**Required work:**
The records are to be restated in their entirety, word for word.

============================================================

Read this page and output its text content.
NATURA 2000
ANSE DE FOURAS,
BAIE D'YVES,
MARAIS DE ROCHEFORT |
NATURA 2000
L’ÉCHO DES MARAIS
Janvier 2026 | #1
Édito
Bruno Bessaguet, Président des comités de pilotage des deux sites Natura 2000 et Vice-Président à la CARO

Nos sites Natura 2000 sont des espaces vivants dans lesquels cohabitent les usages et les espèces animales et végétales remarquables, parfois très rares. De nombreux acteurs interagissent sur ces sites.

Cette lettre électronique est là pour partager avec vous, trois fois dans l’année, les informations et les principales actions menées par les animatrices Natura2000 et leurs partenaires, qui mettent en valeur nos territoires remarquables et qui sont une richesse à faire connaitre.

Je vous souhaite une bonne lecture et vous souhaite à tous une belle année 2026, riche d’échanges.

============================================================

**Correct response:**
Read this page and output its text content.
NATURA 2000
ANSE DE FOURAS,
BAIE D'YVES,
MARAIS DE ROCHEFORT |
NATURA 2000
L’ÉCHO DES MARAIS
Janvier 2026 | #1
Édito
Bruno Bessaguet, Président des comités de pilotage des deux sites Natura 2000 et Vice-Président à la CARO

Nos sites Natura 2000 sont des espaces vivants dans lesquels cohabitent les usages et les espèces animales et végétales remarquables, parfois très rares. De nombreux acteurs interagissent sur ces sites.

Cette lettre électronique est là pour partager avec vous, trois fois dans l’année, les informations et les principales actions menées par les animatrices Natura2000 et leurs partenaires, qui mettent en valeur nos territoires remarquables et qui sont une richesse à faire connaitre.

Je vous souhaite une bonne lecture et vous souhaite à tous une belle année 2026, riche d’échanges.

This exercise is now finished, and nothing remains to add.